### [Data records]
=-=-=
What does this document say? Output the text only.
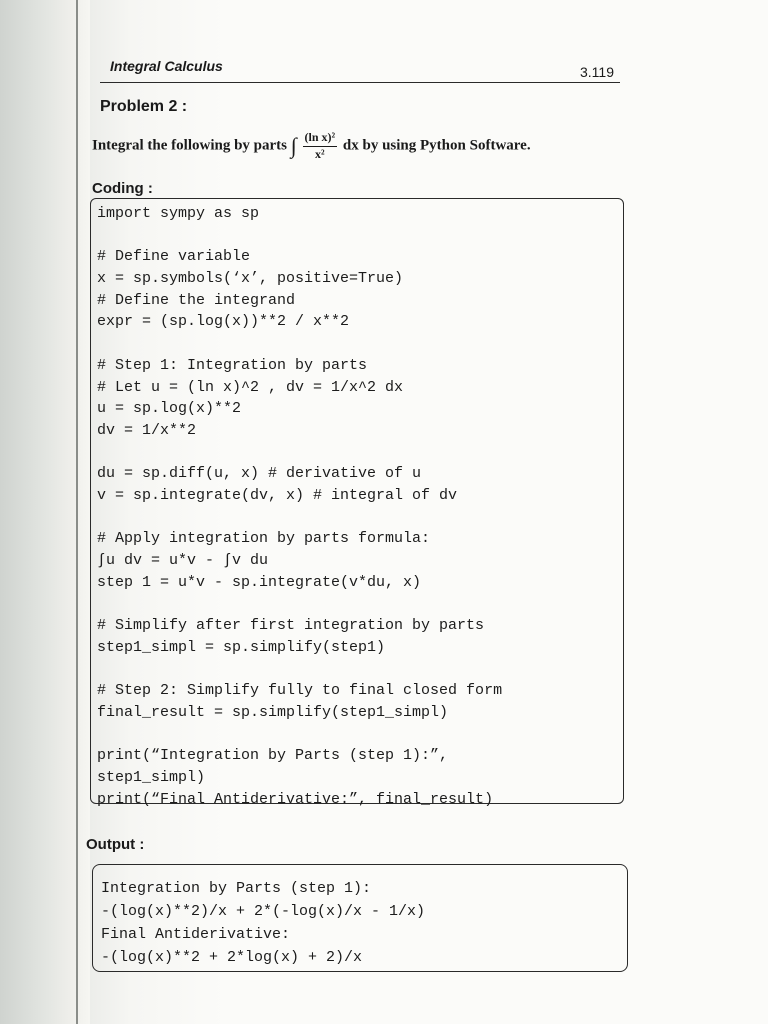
Integral Calculus	3.119
Problem 2 :
Integral the following by parts ∫ $\frac{\text{(ln x)²}}{\text{x²}}$ dx by using Python Software.
Coding :
import sympy as sp
# Define variable
x = sp.symbols(‘x’, positive=True)
# Define the integrand
expr = (sp.log(x))**2 / x**2
# Step 1: Integration by parts
# Let u = (ln x)^2 , dv = 1/x^2 dx
u = sp.log(x)**2
dv = 1/x**2
du = sp.diff(u, x) # derivative of u
v = sp.integrate(dv, x) # integral of dv
# Apply integration by parts formula:
∫u dv = u*v - ∫v du
step 1 = u*v - sp.integrate(v*du, x)
# Simplify after first integration by parts
step1_simpl = sp.simplify(step1)
# Step 2: Simplify fully to final closed form
final_result = sp.simplify(step1_simpl)
print(“Integration by Parts (step 1):”,
step1_simpl)
print(“Final Antiderivative:”, final_result)
Output :
Integration by Parts (step 1):
-(log(x)**2)/x + 2*(-log(x)/x - 1/x)
Final Antiderivative:
-(log(x)**2 + 2*log(x) + 2)/x
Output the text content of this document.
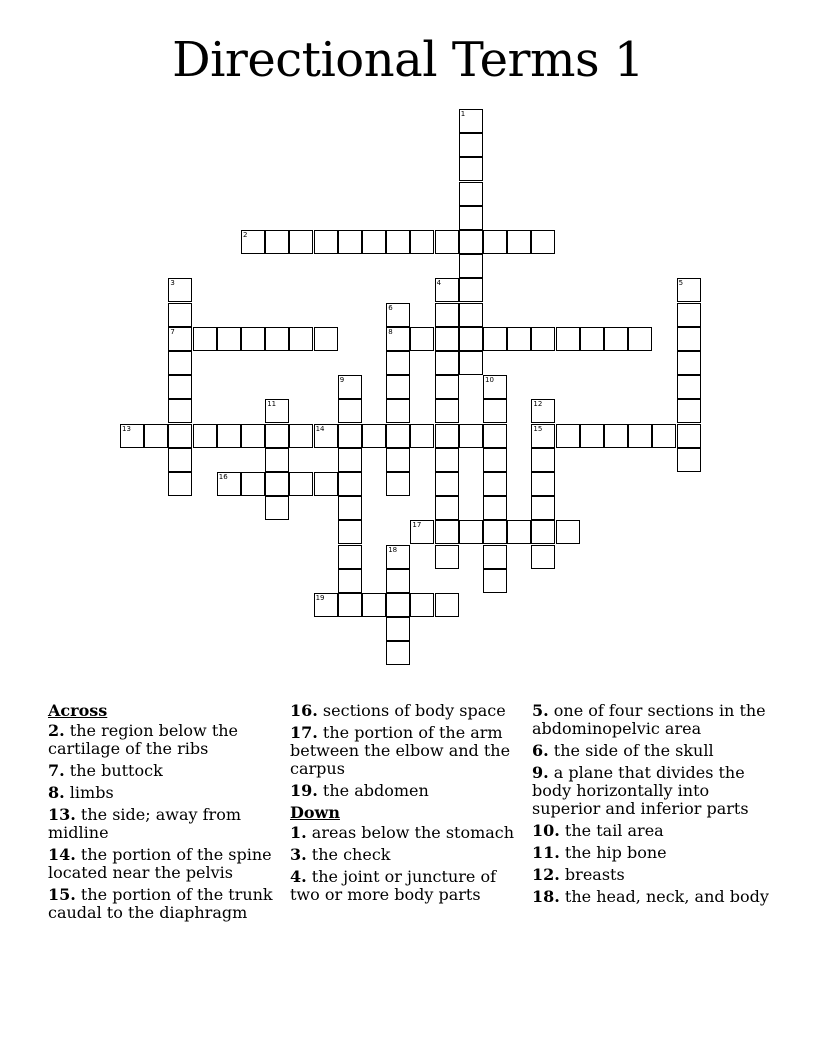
Directional Terms 1
1
2
3
7
4	5
6
8
9	10
11	12
15
13	14
16
17
18
19
Across
2. the region below the cartilage of the ribs
7. the buttock
8. limbs
13. the side; away from midline
14. the portion of the spine located near the pelvis
15. the portion of the trunk caudal to the diaphragm
16. sections of body space
17. the portion of the arm between the elbow and the carpus
19. the abdomen
Down
1. areas below the stomach
3. the check
4. the joint or juncture of two or more body parts
5. one of four sections in the abdominopelvic area
6. the side of the skull
9. a plane that divides the body horizontally into superior and inferior parts
10. the tail area
11. the hip bone
12. breasts
18. the head, neck, and body
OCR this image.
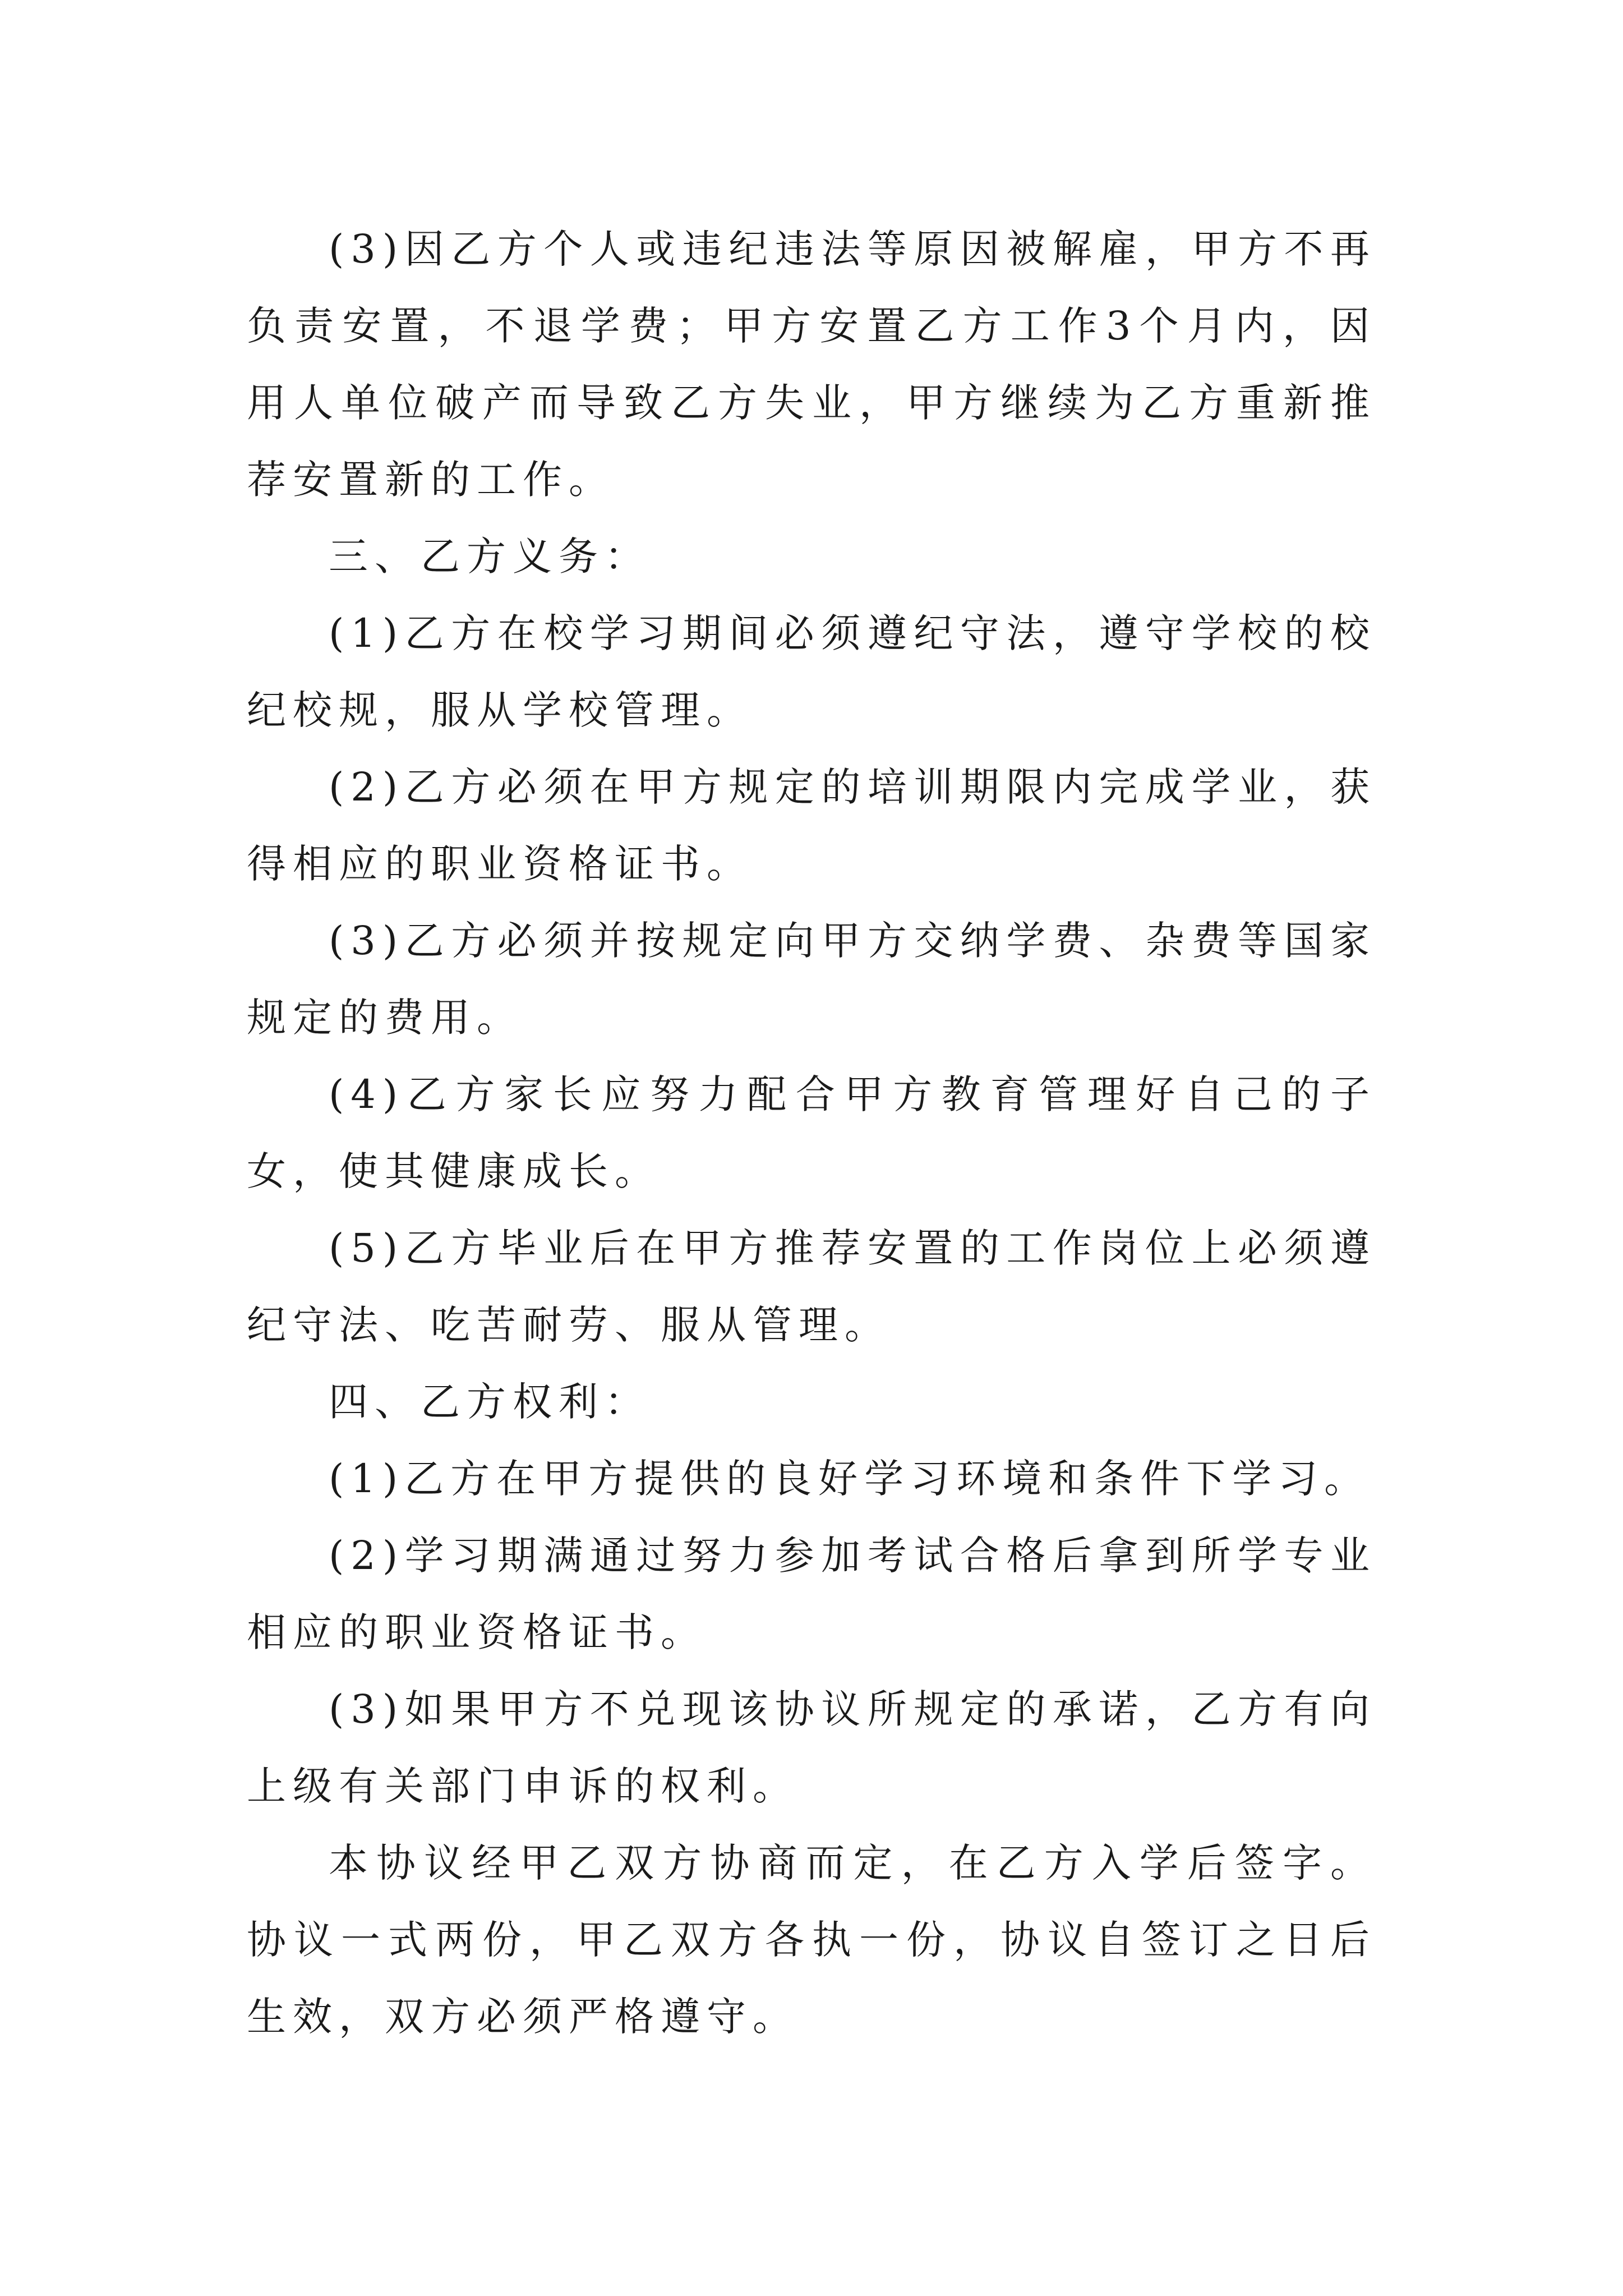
(3)因乙方个人或违纪违法等原因被解雇，甲方不再负责安置，不退学费；甲方安置乙方工作3个月内，因用人单位破产而导致乙方失业，甲方继续为乙方重新推荐安置新的工作。

三、乙方义务：

(1)乙方在校学习期间必须遵纪守法，遵守学校的校纪校规，服从学校管理。

(2)乙方必须在甲方规定的培训期限内完成学业，获得相应的职业资格证书。

(3)乙方必须并按规定向甲方交纳学费、杂费等国家规定的费用。

(4)乙方家长应努力配合甲方教育管理好自己的子女，使其健康成长。

(5)乙方毕业后在甲方推荐安置的工作岗位上必须遵纪守法、吃苦耐劳、服从管理。

四、乙方权利：

(1)乙方在甲方提供的良好学习环境和条件下学习。

(2)学习期满通过努力参加考试合格后拿到所学专业相应的职业资格证书。

(3)如果甲方不兑现该协议所规定的承诺，乙方有向上级有关部门申诉的权利。

本协议经甲乙双方协商而定，在乙方入学后签字。协议一式两份，甲乙双方各执一份，协议自签订之日后生效，双方必须严格遵守。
=-=-=
### [Task goal]
Take the listing and print it again exactly, but without any pictures.

### [Correct answer]
What does this document say? Output the text only.
Integral Calculus	3.119
Problem 2 :
Integral the following by parts ∫ $\frac{\text{(ln x)²}}{\text{x²}}$ dx by using Python Software.
Coding :
import sympy as sp
# Define variable
x = sp.symbols(‘x’, positive=True)
# Define the integrand
expr = (sp.log(x))**2 / x**2
# Step 1: Integration by parts
# Let u = (ln x)^2 , dv = 1/x^2 dx
u = sp.log(x)**2
dv = 1/x**2
du = sp.diff(u, x) # derivative of u
v = sp.integrate(dv, x) # integral of dv
# Apply integration by parts formula:
∫u dv = u*v - ∫v du
step 1 = u*v - sp.integrate(v*du, x)
# Simplify after first integration by parts
step1_simpl = sp.simplify(step1)
# Step 2: Simplify fully to final closed form
final_result = sp.simplify(step1_simpl)
print(“Integration by Parts (step 1):”,
step1_simpl)
print(“Final Antiderivative:”, final_result)
Output :
Integration by Parts (step 1):
-(log(x)**2)/x + 2*(-log(x)/x - 1/x)
Final Antiderivative:
-(log(x)**2 + 2*log(x) + 2)/x
Output the text content of this document.
Directional Terms 1
1
2
3
7
4	5
6
8
9	10
11	12
15
13	14
16
17
18
19
Across
2. the region below the cartilage of the ribs
7. the buttock
8. limbs
13. the side; away from midline
14. the portion of the spine located near the pelvis
15. the portion of the trunk caudal to the diaphragm
16. sections of body space
17. the portion of the arm between the elbow and the carpus
19. the abdomen
Down
1. areas below the stomach
3. the check
4. the joint or juncture of two or more body parts
5. one of four sections in the abdominopelvic area
6. the side of the skull
9. a plane that divides the body horizontally into superior and inferior parts
10. the tail area
11. the hip bone
12. breasts
18. the head, neck, and body
OCR this image.
(3)因乙方个人或违纪违法等原因被解雇，甲方不再负责安置，不退学费；甲方安置乙方工作3个月内，因用人单位破产而导致乙方失业，甲方继续为乙方重新推荐安置新的工作。

三、乙方义务：

(1)乙方在校学习期间必须遵纪守法，遵守学校的校纪校规，服从学校管理。

(2)乙方必须在甲方规定的培训期限内完成学业，获得相应的职业资格证书。

(3)乙方必须并按规定向甲方交纳学费、杂费等国家规定的费用。

(4)乙方家长应努力配合甲方教育管理好自己的子女，使其健康成长。

(5)乙方毕业后在甲方推荐安置的工作岗位上必须遵纪守法、吃苦耐劳、服从管理。

四、乙方权利：

(1)乙方在甲方提供的良好学习环境和条件下学习。

(2)学习期满通过努力参加考试合格后拿到所学专业相应的职业资格证书。

(3)如果甲方不兑现该协议所规定的承诺，乙方有向上级有关部门申诉的权利。

本协议经甲乙双方协商而定，在乙方入学后签字。协议一式两份，甲乙双方各执一份，协议自签订之日后生效，双方必须严格遵守。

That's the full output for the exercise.